Copy every line that holds "marker".

* **Data extracted from a collection**:
- - - - -

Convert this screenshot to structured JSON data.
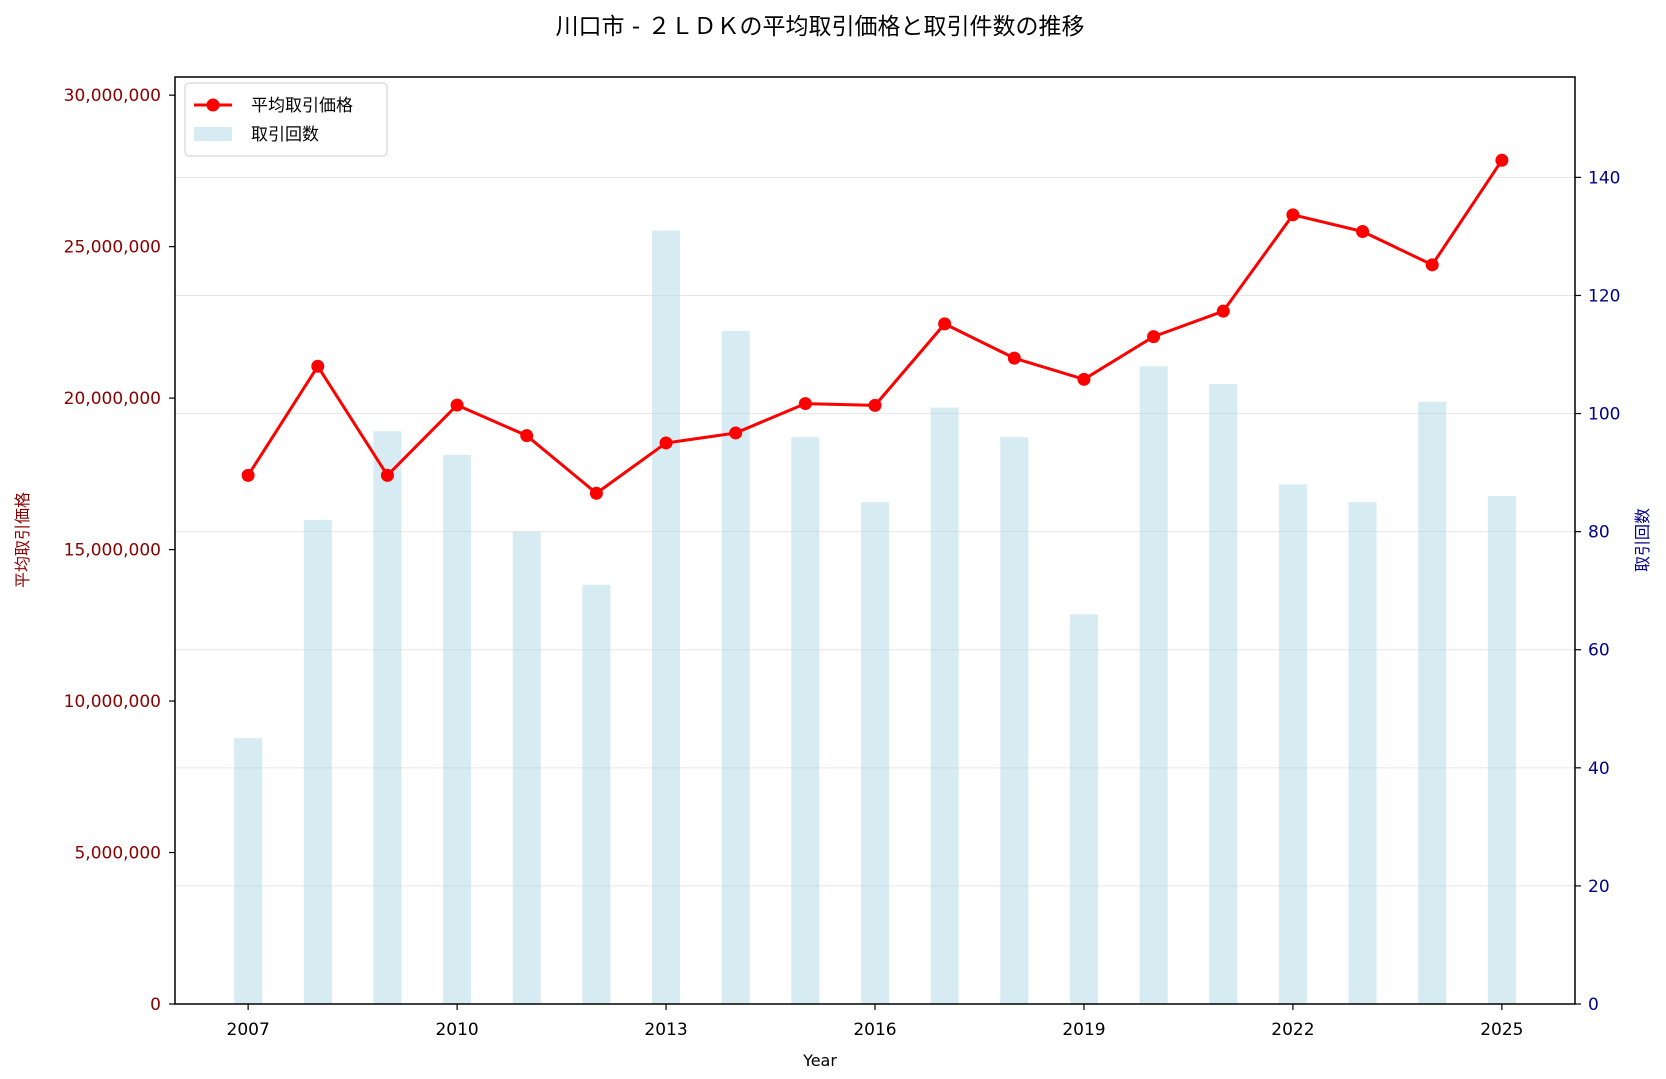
{
  "chart_data": {
    "type": "bar+line",
    "title": "川口市 - ２ＬＤＫの平均取引価格と取引件数の推移",
    "xlabel": "Year",
    "ylabel_left": "平均取引価格",
    "ylabel_right": "取引回数",
    "years": [
      2007,
      2008,
      2009,
      2010,
      2011,
      2012,
      2013,
      2014,
      2015,
      2016,
      2017,
      2018,
      2019,
      2020,
      2021,
      2022,
      2023,
      2024,
      2025
    ],
    "x_ticks": [
      "2007",
      "2010",
      "2013",
      "2016",
      "2019",
      "2022",
      "2025"
    ],
    "ylim_left": [
      0,
      30600000
    ],
    "ylim_right": [
      0,
      157
    ],
    "y_ticks_left": [
      "0",
      "5,000,000",
      "10,000,000",
      "15,000,000",
      "20,000,000",
      "25,000,000",
      "30,000,000"
    ],
    "y_ticks_right": [
      "0",
      "20",
      "40",
      "60",
      "80",
      "100",
      "120",
      "140"
    ],
    "grid": "horizontal, right-axis ticks",
    "legend_position": "top-left",
    "series": [
      {
        "name": "平均取引価格",
        "type": "line",
        "axis": "left",
        "color": "#ff0000",
        "values": [
          17450000,
          21050000,
          17450000,
          19770000,
          18760000,
          16860000,
          18520000,
          18850000,
          19820000,
          19760000,
          22450000,
          21320000,
          20620000,
          22030000,
          22870000,
          26050000,
          25500000,
          24400000,
          27850000
        ]
      },
      {
        "name": "取引回数",
        "type": "bar",
        "axis": "right",
        "color": "#add8e6",
        "values": [
          45,
          82,
          97,
          93,
          80,
          71,
          131,
          114,
          96,
          85,
          101,
          96,
          66,
          108,
          105,
          88,
          85,
          102,
          86
        ]
      }
    ],
    "colors": {
      "left_axis": "#8b0000",
      "right_axis": "#00008b",
      "grid": "#e6e6e6"
    }
  }
}
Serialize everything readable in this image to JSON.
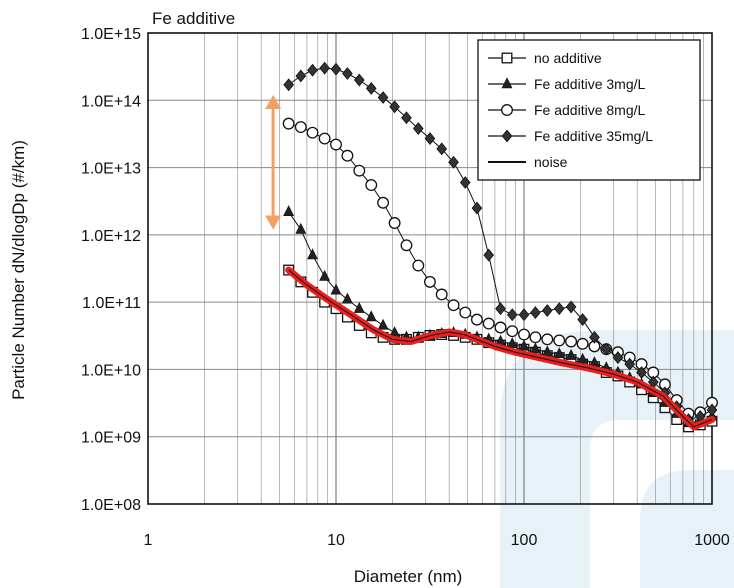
{
  "chart_data": {
    "type": "line",
    "title": "Fe additive",
    "xlabel": "Diameter (nm)",
    "ylabel": "Particle Number dN/dlogDp  (#/km)",
    "x_scale": "log",
    "y_scale": "log",
    "xlim": [
      1,
      1000
    ],
    "ylim": [
      100000000.0,
      1000000000000000.0
    ],
    "x_ticks": [
      1,
      10,
      100,
      1000
    ],
    "x_tick_labels": [
      "1",
      "10",
      "100",
      "1000"
    ],
    "y_ticks": [
      100000000.0,
      1000000000.0,
      10000000000.0,
      100000000000.0,
      1000000000000.0,
      10000000000000.0,
      100000000000000.0,
      1000000000000000.0
    ],
    "y_tick_labels": [
      "1.0E+08",
      "1.0E+09",
      "1.0E+10",
      "1.0E+11",
      "1.0E+12",
      "1.0E+13",
      "1.0E+14",
      "1.0E+15"
    ],
    "grid": true,
    "legend_position": "top-right",
    "series": [
      {
        "name": "no additive",
        "marker": "square-open",
        "x": [
          5.6,
          6.5,
          7.5,
          8.7,
          10,
          11.5,
          13.3,
          15.4,
          17.8,
          20.5,
          23.7,
          27.4,
          31.6,
          36.5,
          42.2,
          48.7,
          56.2,
          64.9,
          75,
          86.6,
          100,
          115,
          133,
          154,
          178,
          205,
          237,
          274,
          316,
          365,
          422,
          487,
          562,
          649,
          750,
          866,
          1000
        ],
        "y": [
          300000000000.0,
          200000000000.0,
          140000000000.0,
          100000000000.0,
          80000000000.0,
          60000000000.0,
          45000000000.0,
          35000000000.0,
          30000000000.0,
          28000000000.0,
          28000000000.0,
          30000000000.0,
          32000000000.0,
          33000000000.0,
          32000000000.0,
          30000000000.0,
          28000000000.0,
          25000000000.0,
          23000000000.0,
          21000000000.0,
          20000000000.0,
          18000000000.0,
          16000000000.0,
          15000000000.0,
          14000000000.0,
          12000000000.0,
          11000000000.0,
          9000000000.0,
          8000000000.0,
          6500000000.0,
          5000000000.0,
          3800000000.0,
          2700000000.0,
          1800000000.0,
          1400000000.0,
          1500000000.0,
          1700000000.0
        ]
      },
      {
        "name": "Fe additive 3mg/L",
        "marker": "triangle-filled",
        "x": [
          5.6,
          6.5,
          7.5,
          8.7,
          10,
          11.5,
          13.3,
          15.4,
          17.8,
          20.5,
          23.7,
          27.4,
          31.6,
          36.5,
          42.2,
          48.7,
          56.2,
          64.9,
          75,
          86.6,
          100,
          115,
          133,
          154,
          178,
          205,
          237,
          274,
          316,
          365,
          422,
          487,
          562,
          649,
          750,
          866,
          1000
        ],
        "y": [
          2200000000000.0,
          1200000000000.0,
          500000000000.0,
          240000000000.0,
          150000000000.0,
          110000000000.0,
          80000000000.0,
          60000000000.0,
          45000000000.0,
          35000000000.0,
          30000000000.0,
          30000000000.0,
          32000000000.0,
          34000000000.0,
          35000000000.0,
          33000000000.0,
          30000000000.0,
          28000000000.0,
          26000000000.0,
          24000000000.0,
          22000000000.0,
          20000000000.0,
          18000000000.0,
          17000000000.0,
          16000000000.0,
          14000000000.0,
          12500000000.0,
          10500000000.0,
          9000000000.0,
          7500000000.0,
          6000000000.0,
          4500000000.0,
          3200000000.0,
          2200000000.0,
          1600000000.0,
          1700000000.0,
          2000000000.0
        ]
      },
      {
        "name": "Fe additive 8mg/L",
        "marker": "circle-open",
        "x": [
          5.6,
          6.5,
          7.5,
          8.7,
          10,
          11.5,
          13.3,
          15.4,
          17.8,
          20.5,
          23.7,
          27.4,
          31.6,
          36.5,
          42.2,
          48.7,
          56.2,
          64.9,
          75,
          86.6,
          100,
          115,
          133,
          154,
          178,
          205,
          237,
          274,
          316,
          365,
          422,
          487,
          562,
          649,
          750,
          866,
          1000
        ],
        "y": [
          45000000000000.0,
          40000000000000.0,
          33000000000000.0,
          27000000000000.0,
          22000000000000.0,
          15000000000000.0,
          9000000000000.0,
          5500000000000.0,
          3000000000000.0,
          1500000000000.0,
          700000000000.0,
          350000000000.0,
          200000000000.0,
          130000000000.0,
          90000000000.0,
          70000000000.0,
          55000000000.0,
          48000000000.0,
          42000000000.0,
          37000000000.0,
          33000000000.0,
          30000000000.0,
          28000000000.0,
          27000000000.0,
          26000000000.0,
          24000000000.0,
          22000000000.0,
          20000000000.0,
          18000000000.0,
          15000000000.0,
          12000000000.0,
          9000000000.0,
          6000000000.0,
          3500000000.0,
          2200000000.0,
          2300000000.0,
          3200000000.0
        ]
      },
      {
        "name": "Fe additive 35mg/L",
        "marker": "diamond-filled",
        "x": [
          5.6,
          6.5,
          7.5,
          8.7,
          10,
          11.5,
          13.3,
          15.4,
          17.8,
          20.5,
          23.7,
          27.4,
          31.6,
          36.5,
          42.2,
          48.7,
          56.2,
          64.9,
          75,
          86.6,
          100,
          115,
          133,
          154,
          178,
          205,
          237,
          274,
          316,
          365,
          422,
          487,
          562,
          649,
          750,
          866,
          1000
        ],
        "y": [
          170000000000000.0,
          230000000000000.0,
          280000000000000.0,
          300000000000000.0,
          290000000000000.0,
          250000000000000.0,
          200000000000000.0,
          150000000000000.0,
          110000000000000.0,
          80000000000000.0,
          55000000000000.0,
          38000000000000.0,
          27000000000000.0,
          19000000000000.0,
          12000000000000.0,
          6000000000000.0,
          2500000000000.0,
          500000000000.0,
          80000000000.0,
          65000000000.0,
          65000000000.0,
          70000000000.0,
          75000000000.0,
          80000000000.0,
          85000000000.0,
          55000000000.0,
          30000000000.0,
          20000000000.0,
          15000000000.0,
          12000000000.0,
          9000000000.0,
          6500000000.0,
          4500000000.0,
          2800000000.0,
          1800000000.0,
          2000000000.0,
          2500000000.0
        ]
      },
      {
        "name": "noise",
        "marker": "none",
        "x": [
          5.6,
          7,
          9,
          12,
          16,
          20,
          25,
          32,
          40,
          48,
          56,
          70,
          90,
          120,
          160,
          220,
          300,
          400,
          550,
          700,
          800,
          900,
          1000
        ],
        "y": [
          300000000000.0,
          180000000000.0,
          110000000000.0,
          65000000000.0,
          38000000000.0,
          28000000000.0,
          26000000000.0,
          32000000000.0,
          36000000000.0,
          33000000000.0,
          28000000000.0,
          22000000000.0,
          18000000000.0,
          15000000000.0,
          12500000000.0,
          10500000000.0,
          8500000000.0,
          6500000000.0,
          4000000000.0,
          2000000000.0,
          1400000000.0,
          1600000000.0,
          1800000000.0
        ]
      }
    ],
    "annotations": [
      {
        "type": "double-arrow",
        "x": 4.3,
        "y_from": 120000000000000.0,
        "y_to": 1200000000000.0
      }
    ],
    "colors": {
      "plot_series": "#111111",
      "noise_overlay": "#e8201f",
      "annotation_arrow": "#f5a060",
      "watermark": "#e6f1f8"
    }
  }
}
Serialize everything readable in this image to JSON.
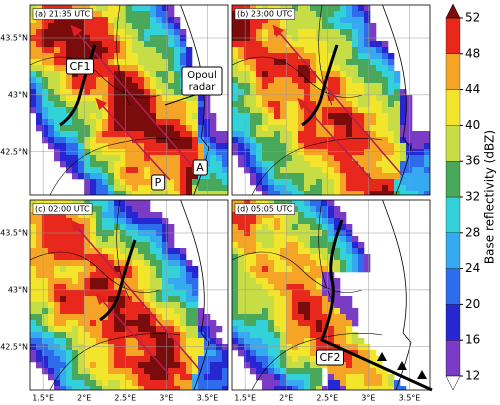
{
  "map": {
    "xlim": [
      1.34,
      3.75
    ],
    "ylim": [
      42.12,
      43.79
    ],
    "xticks": [
      {
        "value": 1.5,
        "label": "1.5°E"
      },
      {
        "value": 2,
        "label": "2°E"
      },
      {
        "value": 2.5,
        "label": "2.5°E"
      },
      {
        "value": 3,
        "label": "3°E"
      },
      {
        "value": 3.5,
        "label": "3.5°E"
      }
    ],
    "yticks": [
      {
        "value": 42.5,
        "label": "42.5°N"
      },
      {
        "value": 43,
        "label": "43°N"
      },
      {
        "value": 43.5,
        "label": "43.5°N"
      }
    ]
  },
  "panels": [
    {
      "label": "(a) 21:35 UTC",
      "annotations": [
        "CF1",
        "P",
        "A"
      ],
      "radar": [
        "Opoul",
        "radar"
      ]
    },
    {
      "label": "(b) 23:00 UTC"
    },
    {
      "label": "(c) 02:00 UTC"
    },
    {
      "label": "(d) 05:05 UTC",
      "annotations": [
        "CF2"
      ]
    }
  ],
  "colorbar": {
    "label": "Base reflectivity (dBZ)",
    "ticks": [
      12,
      16,
      20,
      24,
      28,
      32,
      36,
      40,
      44,
      48,
      52
    ],
    "colors": [
      "#7a3cc4",
      "#2727d2",
      "#2e6cec",
      "#36aaf0",
      "#33d2d8",
      "#4aa85a",
      "#c6dd45",
      "#f3e42c",
      "#f5a425",
      "#e8281c"
    ],
    "under": "#ffffff",
    "over": "#7a0c0c"
  }
}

- - - - -

* **ANSWER TO THE PROBLEM**:
        "marker": "square-open",
        "marker": "triangle-filled",
        "marker": "circle-open",
        "marker": "diamond-filled",
        "marker": "none",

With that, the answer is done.